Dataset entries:
--------------------------------

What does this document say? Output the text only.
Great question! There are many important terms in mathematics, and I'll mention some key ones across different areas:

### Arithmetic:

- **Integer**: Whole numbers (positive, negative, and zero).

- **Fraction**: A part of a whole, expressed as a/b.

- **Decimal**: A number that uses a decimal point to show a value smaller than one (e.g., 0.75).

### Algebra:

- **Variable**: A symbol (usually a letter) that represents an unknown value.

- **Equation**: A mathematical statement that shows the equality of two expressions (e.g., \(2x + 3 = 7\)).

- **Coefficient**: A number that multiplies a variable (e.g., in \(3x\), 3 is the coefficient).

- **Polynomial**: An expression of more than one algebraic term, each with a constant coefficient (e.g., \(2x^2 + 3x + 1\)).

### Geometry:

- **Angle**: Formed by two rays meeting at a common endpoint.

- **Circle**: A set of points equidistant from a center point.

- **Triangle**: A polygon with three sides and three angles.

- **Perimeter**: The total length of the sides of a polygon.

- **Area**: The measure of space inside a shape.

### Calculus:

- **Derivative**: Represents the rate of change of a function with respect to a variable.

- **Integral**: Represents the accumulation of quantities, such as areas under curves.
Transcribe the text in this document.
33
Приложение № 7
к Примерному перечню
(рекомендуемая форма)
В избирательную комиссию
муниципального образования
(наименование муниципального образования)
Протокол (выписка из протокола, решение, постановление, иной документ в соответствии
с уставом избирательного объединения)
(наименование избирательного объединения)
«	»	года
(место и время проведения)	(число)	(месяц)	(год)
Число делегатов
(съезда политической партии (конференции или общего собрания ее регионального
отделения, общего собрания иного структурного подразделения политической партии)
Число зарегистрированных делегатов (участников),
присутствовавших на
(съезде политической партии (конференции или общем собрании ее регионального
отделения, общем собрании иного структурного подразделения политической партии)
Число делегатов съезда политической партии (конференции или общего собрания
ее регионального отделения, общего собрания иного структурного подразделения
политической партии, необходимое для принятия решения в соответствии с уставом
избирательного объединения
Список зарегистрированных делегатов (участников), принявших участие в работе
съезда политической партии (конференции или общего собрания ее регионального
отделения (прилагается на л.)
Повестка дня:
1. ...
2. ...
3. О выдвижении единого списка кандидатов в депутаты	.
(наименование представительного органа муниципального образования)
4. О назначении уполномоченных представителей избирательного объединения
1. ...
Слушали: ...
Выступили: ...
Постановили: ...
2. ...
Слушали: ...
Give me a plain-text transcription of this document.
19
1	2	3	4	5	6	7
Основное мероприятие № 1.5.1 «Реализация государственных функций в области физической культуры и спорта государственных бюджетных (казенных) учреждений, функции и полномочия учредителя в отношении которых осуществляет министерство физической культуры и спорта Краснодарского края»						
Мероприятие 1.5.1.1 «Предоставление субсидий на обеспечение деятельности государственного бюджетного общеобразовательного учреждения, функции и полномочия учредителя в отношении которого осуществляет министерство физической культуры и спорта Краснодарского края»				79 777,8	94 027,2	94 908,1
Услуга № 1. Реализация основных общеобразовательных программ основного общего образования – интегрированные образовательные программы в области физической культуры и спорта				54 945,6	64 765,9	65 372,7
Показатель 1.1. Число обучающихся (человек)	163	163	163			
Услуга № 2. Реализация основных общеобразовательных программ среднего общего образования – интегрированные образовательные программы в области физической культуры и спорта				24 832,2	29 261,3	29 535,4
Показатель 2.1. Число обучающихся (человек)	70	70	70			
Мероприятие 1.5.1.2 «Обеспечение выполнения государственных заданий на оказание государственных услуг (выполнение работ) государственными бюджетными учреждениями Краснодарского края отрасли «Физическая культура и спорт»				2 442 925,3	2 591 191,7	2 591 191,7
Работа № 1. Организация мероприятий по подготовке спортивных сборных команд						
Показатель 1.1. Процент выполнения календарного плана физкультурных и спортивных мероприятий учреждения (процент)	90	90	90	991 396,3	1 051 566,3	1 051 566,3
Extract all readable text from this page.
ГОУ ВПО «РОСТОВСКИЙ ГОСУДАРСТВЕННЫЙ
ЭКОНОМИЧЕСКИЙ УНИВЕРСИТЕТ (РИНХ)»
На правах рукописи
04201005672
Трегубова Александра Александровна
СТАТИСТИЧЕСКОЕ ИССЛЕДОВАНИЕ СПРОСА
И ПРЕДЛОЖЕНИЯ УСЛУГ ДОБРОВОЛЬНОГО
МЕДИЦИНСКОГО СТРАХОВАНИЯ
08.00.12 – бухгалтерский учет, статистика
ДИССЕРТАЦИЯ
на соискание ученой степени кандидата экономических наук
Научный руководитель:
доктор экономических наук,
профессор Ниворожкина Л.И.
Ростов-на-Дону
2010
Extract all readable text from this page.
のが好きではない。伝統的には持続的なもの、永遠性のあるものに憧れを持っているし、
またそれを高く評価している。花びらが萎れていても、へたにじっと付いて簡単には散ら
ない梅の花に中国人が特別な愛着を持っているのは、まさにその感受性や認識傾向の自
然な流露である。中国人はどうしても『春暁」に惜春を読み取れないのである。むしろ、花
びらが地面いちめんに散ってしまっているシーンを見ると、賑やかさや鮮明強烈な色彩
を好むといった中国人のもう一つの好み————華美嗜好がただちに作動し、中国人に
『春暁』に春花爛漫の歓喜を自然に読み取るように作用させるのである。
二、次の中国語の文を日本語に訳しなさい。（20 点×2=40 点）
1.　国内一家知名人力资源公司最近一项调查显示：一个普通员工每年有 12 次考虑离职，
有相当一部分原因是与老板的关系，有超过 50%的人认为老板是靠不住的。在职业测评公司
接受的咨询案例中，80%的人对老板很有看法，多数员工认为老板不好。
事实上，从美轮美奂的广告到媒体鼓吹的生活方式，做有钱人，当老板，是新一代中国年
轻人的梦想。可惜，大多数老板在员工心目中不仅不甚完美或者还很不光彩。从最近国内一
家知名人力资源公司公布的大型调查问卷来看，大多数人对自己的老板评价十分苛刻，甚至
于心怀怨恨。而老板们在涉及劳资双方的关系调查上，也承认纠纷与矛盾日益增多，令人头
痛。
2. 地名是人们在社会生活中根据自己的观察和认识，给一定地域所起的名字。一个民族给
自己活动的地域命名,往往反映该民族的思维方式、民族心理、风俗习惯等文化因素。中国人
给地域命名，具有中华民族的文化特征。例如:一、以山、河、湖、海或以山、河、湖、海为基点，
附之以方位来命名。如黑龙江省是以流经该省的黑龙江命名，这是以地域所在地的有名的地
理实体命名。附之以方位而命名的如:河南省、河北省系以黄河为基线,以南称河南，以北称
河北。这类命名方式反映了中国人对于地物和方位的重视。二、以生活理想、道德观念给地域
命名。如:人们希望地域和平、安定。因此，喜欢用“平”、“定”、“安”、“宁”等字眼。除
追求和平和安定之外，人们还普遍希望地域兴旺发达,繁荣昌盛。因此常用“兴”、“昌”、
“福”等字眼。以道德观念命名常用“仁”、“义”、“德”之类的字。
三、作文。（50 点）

--------------------------------

EXERCISE DETAILS:
Give the entries again in full, exactly as they are written.

RESULT OF THIS EXERCISE:
What does this document say? Output the text only.
Great question! There are many important terms in mathematics, and I'll mention some key ones across different areas:

### Arithmetic:

- **Integer**: Whole numbers (positive, negative, and zero).

- **Fraction**: A part of a whole, expressed as a/b.

- **Decimal**: A number that uses a decimal point to show a value smaller than one (e.g., 0.75).

### Algebra:

- **Variable**: A symbol (usually a letter) that represents an unknown value.

- **Equation**: A mathematical statement that shows the equality of two expressions (e.g., \(2x + 3 = 7\)).

- **Coefficient**: A number that multiplies a variable (e.g., in \(3x\), 3 is the coefficient).

- **Polynomial**: An expression of more than one algebraic term, each with a constant coefficient (e.g., \(2x^2 + 3x + 1\)).

### Geometry:

- **Angle**: Formed by two rays meeting at a common endpoint.

- **Circle**: A set of points equidistant from a center point.

- **Triangle**: A polygon with three sides and three angles.

- **Perimeter**: The total length of the sides of a polygon.

- **Area**: The measure of space inside a shape.

### Calculus:

- **Derivative**: Represents the rate of change of a function with respect to a variable.

- **Integral**: Represents the accumulation of quantities, such as areas under curves.
Transcribe the text in this document.
33
Приложение № 7
к Примерному перечню
(рекомендуемая форма)
В избирательную комиссию
муниципального образования
(наименование муниципального образования)
Протокол (выписка из протокола, решение, постановление, иной документ в соответствии
с уставом избирательного объединения)
(наименование избирательного объединения)
«	»	года
(место и время проведения)	(число)	(месяц)	(год)
Число делегатов
(съезда политической партии (конференции или общего собрания ее регионального
отделения, общего собрания иного структурного подразделения политической партии)
Число зарегистрированных делегатов (участников),
присутствовавших на
(съезде политической партии (конференции или общем собрании ее регионального
отделения, общем собрании иного структурного подразделения политической партии)
Число делегатов съезда политической партии (конференции или общего собрания
ее регионального отделения, общего собрания иного структурного подразделения
политической партии, необходимое для принятия решения в соответствии с уставом
избирательного объединения
Список зарегистрированных делегатов (участников), принявших участие в работе
съезда политической партии (конференции или общего собрания ее регионального
отделения (прилагается на л.)
Повестка дня:
1. ...
2. ...
3. О выдвижении единого списка кандидатов в депутаты	.
(наименование представительного органа муниципального образования)
4. О назначении уполномоченных представителей избирательного объединения
1. ...
Слушали: ...
Выступили: ...
Постановили: ...
2. ...
Слушали: ...
Give me a plain-text transcription of this document.
19
1	2	3	4	5	6	7
Основное мероприятие № 1.5.1 «Реализация государственных функций в области физической культуры и спорта государственных бюджетных (казенных) учреждений, функции и полномочия учредителя в отношении которых осуществляет министерство физической культуры и спорта Краснодарского края»						
Мероприятие 1.5.1.1 «Предоставление субсидий на обеспечение деятельности государственного бюджетного общеобразовательного учреждения, функции и полномочия учредителя в отношении которого осуществляет министерство физической культуры и спорта Краснодарского края»				79 777,8	94 027,2	94 908,1
Услуга № 1. Реализация основных общеобразовательных программ основного общего образования – интегрированные образовательные программы в области физической культуры и спорта				54 945,6	64 765,9	65 372,7
Показатель 1.1. Число обучающихся (человек)	163	163	163			
Услуга № 2. Реализация основных общеобразовательных программ среднего общего образования – интегрированные образовательные программы в области физической культуры и спорта				24 832,2	29 261,3	29 535,4
Показатель 2.1. Число обучающихся (человек)	70	70	70			
Мероприятие 1.5.1.2 «Обеспечение выполнения государственных заданий на оказание государственных услуг (выполнение работ) государственными бюджетными учреждениями Краснодарского края отрасли «Физическая культура и спорт»				2 442 925,3	2 591 191,7	2 591 191,7
Работа № 1. Организация мероприятий по подготовке спортивных сборных команд						
Показатель 1.1. Процент выполнения календарного плана физкультурных и спортивных мероприятий учреждения (процент)	90	90	90	991 396,3	1 051 566,3	1 051 566,3
Extract all readable text from this page.
ГОУ ВПО «РОСТОВСКИЙ ГОСУДАРСТВЕННЫЙ
ЭКОНОМИЧЕСКИЙ УНИВЕРСИТЕТ (РИНХ)»
На правах рукописи
04201005672
Трегубова Александра Александровна
СТАТИСТИЧЕСКОЕ ИССЛЕДОВАНИЕ СПРОСА
И ПРЕДЛОЖЕНИЯ УСЛУГ ДОБРОВОЛЬНОГО
МЕДИЦИНСКОГО СТРАХОВАНИЯ
08.00.12 – бухгалтерский учет, статистика
ДИССЕРТАЦИЯ
на соискание ученой степени кандидата экономических наук
Научный руководитель:
доктор экономических наук,
профессор Ниворожкина Л.И.
Ростов-на-Дону
2010
Extract all readable text from this page.
のが好きではない。伝統的には持続的なもの、永遠性のあるものに憧れを持っているし、
またそれを高く評価している。花びらが萎れていても、へたにじっと付いて簡単には散ら
ない梅の花に中国人が特別な愛着を持っているのは、まさにその感受性や認識傾向の自
然な流露である。中国人はどうしても『春暁」に惜春を読み取れないのである。むしろ、花
びらが地面いちめんに散ってしまっているシーンを見ると、賑やかさや鮮明強烈な色彩
を好むといった中国人のもう一つの好み————華美嗜好がただちに作動し、中国人に
『春暁』に春花爛漫の歓喜を自然に読み取るように作用させるのである。
二、次の中国語の文を日本語に訳しなさい。（20 点×2=40 点）
1.　国内一家知名人力资源公司最近一项调查显示：一个普通员工每年有 12 次考虑离职，
有相当一部分原因是与老板的关系，有超过 50%的人认为老板是靠不住的。在职业测评公司
接受的咨询案例中，80%的人对老板很有看法，多数员工认为老板不好。
事实上，从美轮美奂的广告到媒体鼓吹的生活方式，做有钱人，当老板，是新一代中国年
轻人的梦想。可惜，大多数老板在员工心目中不仅不甚完美或者还很不光彩。从最近国内一
家知名人力资源公司公布的大型调查问卷来看，大多数人对自己的老板评价十分苛刻，甚至
于心怀怨恨。而老板们在涉及劳资双方的关系调查上，也承认纠纷与矛盾日益增多，令人头
痛。
2. 地名是人们在社会生活中根据自己的观察和认识，给一定地域所起的名字。一个民族给
自己活动的地域命名,往往反映该民族的思维方式、民族心理、风俗习惯等文化因素。中国人
给地域命名，具有中华民族的文化特征。例如:一、以山、河、湖、海或以山、河、湖、海为基点，
附之以方位来命名。如黑龙江省是以流经该省的黑龙江命名，这是以地域所在地的有名的地
理实体命名。附之以方位而命名的如:河南省、河北省系以黄河为基线,以南称河南，以北称
河北。这类命名方式反映了中国人对于地物和方位的重视。二、以生活理想、道德观念给地域
命名。如:人们希望地域和平、安定。因此，喜欢用“平”、“定”、“安”、“宁”等字眼。除
追求和平和安定之外，人们还普遍希望地域兴旺发达,繁荣昌盛。因此常用“兴”、“昌”、
“福”等字眼。以道德观念命名常用“仁”、“义”、“德”之类的字。
三、作文。（50 点）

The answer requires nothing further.